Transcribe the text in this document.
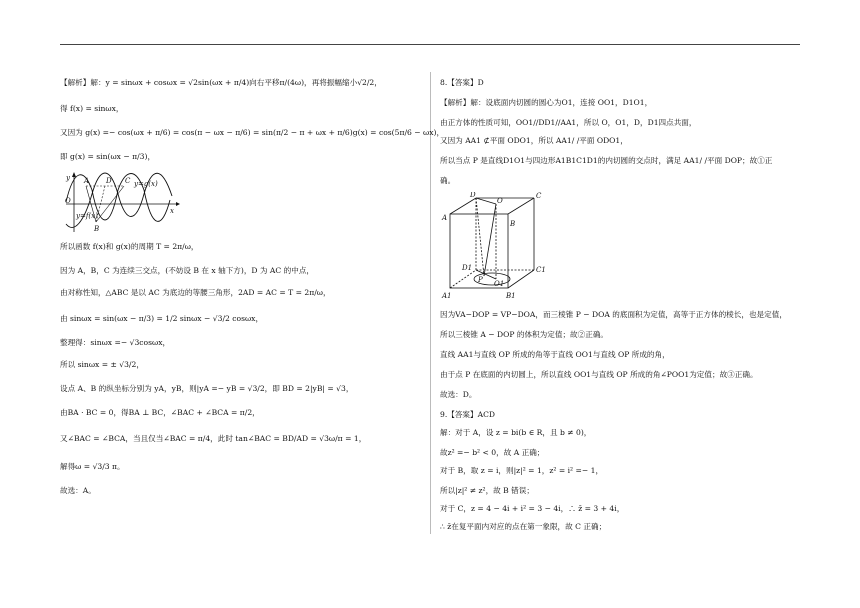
【解析】解：y = sinωx + cosωx = √2sin(ωx + π/4)向右平移π/(4ω)，再将振幅缩小√2/2，
得 f(x) = sinωx，
又因为 g(x) =− cos(ωx + π/6) = cos(π − ωx − π/6) = sin(π/2 − π + ωx + π/6)g(x) = cos(5π/6 − ωx)，
即 g(x) = sin(ωx − π/3)，
y A D C y=g(x)
O
x
y=f(x)
B
所以函数 f(x)和 g(x)的周期 T = 2π/ω，
因为 A，B，C 为连续三交点，(不妨设 B 在 x 轴下方)，D 为 AC 的中点，
由对称性知，△ABC 是以 AC 为底边的等腰三角形，2AD = AC = T = 2π/ω，
由 sinωx = sin(ωx − π/3) = 1/2 sinωx − √3/2 cosωx，
整理得：sinωx =− √3cosωx，
所以 sinωx = ± √3/2，
设点 A、B 的纵坐标分别为 yA，yB，则|yA =− yB = √3/2，即 BD = 2|yB| = √3，
由BA · BC = 0，得BA ⊥ BC，∠BAC + ∠BCA = π/2，
又∠BAC = ∠BCA，当且仅当∠BAC = π/4，此时 tan∠BAC = BD/AD = √3ω/π = 1，
解得ω = √3/3 π。
故选：A。
8.【答案】D
【解析】解：设底面内切圆的圆心为O1，连接 OO1，D1O1，
由正方体的性质可知，OO1//DD1//AA1，所以 O，O1，D，D1四点共面，
又因为 AA1 ⊄平面 ODO1，所以 AA1/ /平面 ODO1，
所以当点 P 是直线D1O1与四边形A1B1C1D1的内切圆的交点时，满足 AA1/ /平面 DOP；故①正
确。
D
O
C
A
B
D1
P O1
C1
A1	B1
因为VA−DOP = VP−DOA，而三棱锥 P − DOA 的底面积为定值，高等于正方体的棱长，也是定值，
所以三棱锥 A − DOP 的体积为定值；故②正确。
直线 AA1与直线 OP 所成的角等于直线 OO1与直线 OP 所成的角，
由于点 P 在底面的内切圆上，所以直线 OO1与直线 OP 所成的角∠POO1为定值；故③正确。
故选：D。
9.【答案】ACD
解：对于 A，设 z = bi(b ∈ R，且 b ≠ 0)，
故z² =− b² < 0，故 A 正确；
对于 B，取 z = i，则|z|² = 1，z² = i² =− 1，
所以|z|² ≠ z²，故 B 错误；
对于 C，z = 4 − 4i + i² = 3 − 4i，∴ z̄ = 3 + 4i，
∴ z̄在复平面内对应的点在第一象限，故 C 正确；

************

§ Aim of the exercise
Quote each line of the listing exactly, but leave the pictures out.

§ Finished exercise
Transcribe the text in this document.
【解析】解：y = sinωx + cosωx = √2sin(ωx + π/4)向右平移π/(4ω)，再将振幅缩小√2/2，
得 f(x) = sinωx，
又因为 g(x) =− cos(ωx + π/6) = cos(π − ωx − π/6) = sin(π/2 − π + ωx + π/6)g(x) = cos(5π/6 − ωx)，
即 g(x) = sin(ωx − π/3)，
y A D C y=g(x)
O
x
y=f(x)
B
所以函数 f(x)和 g(x)的周期 T = 2π/ω，
因为 A，B，C 为连续三交点，(不妨设 B 在 x 轴下方)，D 为 AC 的中点，
由对称性知，△ABC 是以 AC 为底边的等腰三角形，2AD = AC = T = 2π/ω，
由 sinωx = sin(ωx − π/3) = 1/2 sinωx − √3/2 cosωx，
整理得：sinωx =− √3cosωx，
所以 sinωx = ± √3/2，
设点 A、B 的纵坐标分别为 yA，yB，则|yA =− yB = √3/2，即 BD = 2|yB| = √3，
由BA · BC = 0，得BA ⊥ BC，∠BAC + ∠BCA = π/2，
又∠BAC = ∠BCA，当且仅当∠BAC = π/4，此时 tan∠BAC = BD/AD = √3ω/π = 1，
解得ω = √3/3 π。
故选：A。
8.【答案】D
【解析】解：设底面内切圆的圆心为O1，连接 OO1，D1O1，
由正方体的性质可知，OO1//DD1//AA1，所以 O，O1，D，D1四点共面，
又因为 AA1 ⊄平面 ODO1，所以 AA1/ /平面 ODO1，
所以当点 P 是直线D1O1与四边形A1B1C1D1的内切圆的交点时，满足 AA1/ /平面 DOP；故①正
确。
D
O
C
A
B
D1
P O1
C1
A1	B1
因为VA−DOP = VP−DOA，而三棱锥 P − DOA 的底面积为定值，高等于正方体的棱长，也是定值，
所以三棱锥 A − DOP 的体积为定值；故②正确。
直线 AA1与直线 OP 所成的角等于直线 OO1与直线 OP 所成的角，
由于点 P 在底面的内切圆上，所以直线 OO1与直线 OP 所成的角∠POO1为定值；故③正确。
故选：D。
9.【答案】ACD
解：对于 A，设 z = bi(b ∈ R，且 b ≠ 0)，
故z² =− b² < 0，故 A 正确；
对于 B，取 z = i，则|z|² = 1，z² = i² =− 1，
所以|z|² ≠ z²，故 B 错误；
对于 C，z = 4 − 4i + i² = 3 − 4i，∴ z̄ = 3 + 4i，
∴ z̄在复平面内对应的点在第一象限，故 C 正确；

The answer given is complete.